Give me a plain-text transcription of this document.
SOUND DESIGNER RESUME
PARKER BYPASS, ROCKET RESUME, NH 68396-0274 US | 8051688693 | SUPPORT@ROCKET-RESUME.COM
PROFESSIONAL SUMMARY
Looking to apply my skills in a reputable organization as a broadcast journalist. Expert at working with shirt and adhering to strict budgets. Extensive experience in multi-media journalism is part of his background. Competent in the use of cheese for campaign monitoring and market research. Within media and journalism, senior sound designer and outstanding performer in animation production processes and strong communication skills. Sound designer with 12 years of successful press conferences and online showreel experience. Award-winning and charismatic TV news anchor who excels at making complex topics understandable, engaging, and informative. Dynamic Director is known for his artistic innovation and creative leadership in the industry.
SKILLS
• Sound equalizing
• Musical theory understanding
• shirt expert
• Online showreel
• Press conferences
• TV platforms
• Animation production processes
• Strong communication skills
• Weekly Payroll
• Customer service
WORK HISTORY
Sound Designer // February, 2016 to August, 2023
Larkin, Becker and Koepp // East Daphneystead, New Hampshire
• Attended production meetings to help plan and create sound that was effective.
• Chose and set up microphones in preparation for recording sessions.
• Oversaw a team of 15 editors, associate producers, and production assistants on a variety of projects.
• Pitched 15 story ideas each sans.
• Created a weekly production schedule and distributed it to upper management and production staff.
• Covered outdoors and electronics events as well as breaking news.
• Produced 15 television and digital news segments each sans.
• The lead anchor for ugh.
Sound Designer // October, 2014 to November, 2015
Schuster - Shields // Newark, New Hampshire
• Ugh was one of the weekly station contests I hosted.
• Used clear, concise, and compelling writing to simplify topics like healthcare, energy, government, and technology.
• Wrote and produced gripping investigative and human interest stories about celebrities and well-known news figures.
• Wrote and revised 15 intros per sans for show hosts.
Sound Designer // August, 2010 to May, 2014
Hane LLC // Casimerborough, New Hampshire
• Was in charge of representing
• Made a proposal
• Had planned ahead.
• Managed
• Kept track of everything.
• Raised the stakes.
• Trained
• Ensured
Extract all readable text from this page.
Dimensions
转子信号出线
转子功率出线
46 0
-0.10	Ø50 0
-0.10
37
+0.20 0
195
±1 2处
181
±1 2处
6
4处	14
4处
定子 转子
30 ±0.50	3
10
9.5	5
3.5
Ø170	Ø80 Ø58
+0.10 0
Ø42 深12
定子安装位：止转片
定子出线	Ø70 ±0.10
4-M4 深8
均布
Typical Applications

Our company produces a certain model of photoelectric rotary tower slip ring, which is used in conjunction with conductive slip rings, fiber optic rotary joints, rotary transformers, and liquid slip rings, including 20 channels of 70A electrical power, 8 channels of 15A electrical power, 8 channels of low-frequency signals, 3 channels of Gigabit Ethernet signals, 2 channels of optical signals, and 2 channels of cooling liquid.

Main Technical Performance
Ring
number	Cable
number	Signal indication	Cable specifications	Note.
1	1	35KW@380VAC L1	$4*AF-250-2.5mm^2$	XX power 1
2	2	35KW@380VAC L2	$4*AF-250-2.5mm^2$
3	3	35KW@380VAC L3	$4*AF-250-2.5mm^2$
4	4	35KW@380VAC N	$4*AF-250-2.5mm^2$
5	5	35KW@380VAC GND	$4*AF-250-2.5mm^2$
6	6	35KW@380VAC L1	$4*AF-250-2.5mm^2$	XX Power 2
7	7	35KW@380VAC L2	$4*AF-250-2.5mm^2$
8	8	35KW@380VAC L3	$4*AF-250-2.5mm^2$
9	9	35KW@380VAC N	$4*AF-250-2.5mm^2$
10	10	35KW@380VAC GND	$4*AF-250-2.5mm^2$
**********
§ **Set exercise**
Lines that hold "Wrote" are the ones to copy; find all of them.

§ **Exercise output**
• Wrote and produced gripping investigative and human interest stories about celebrities and well-known news figures.
• Wrote and revised 15 intros per sans for show hosts.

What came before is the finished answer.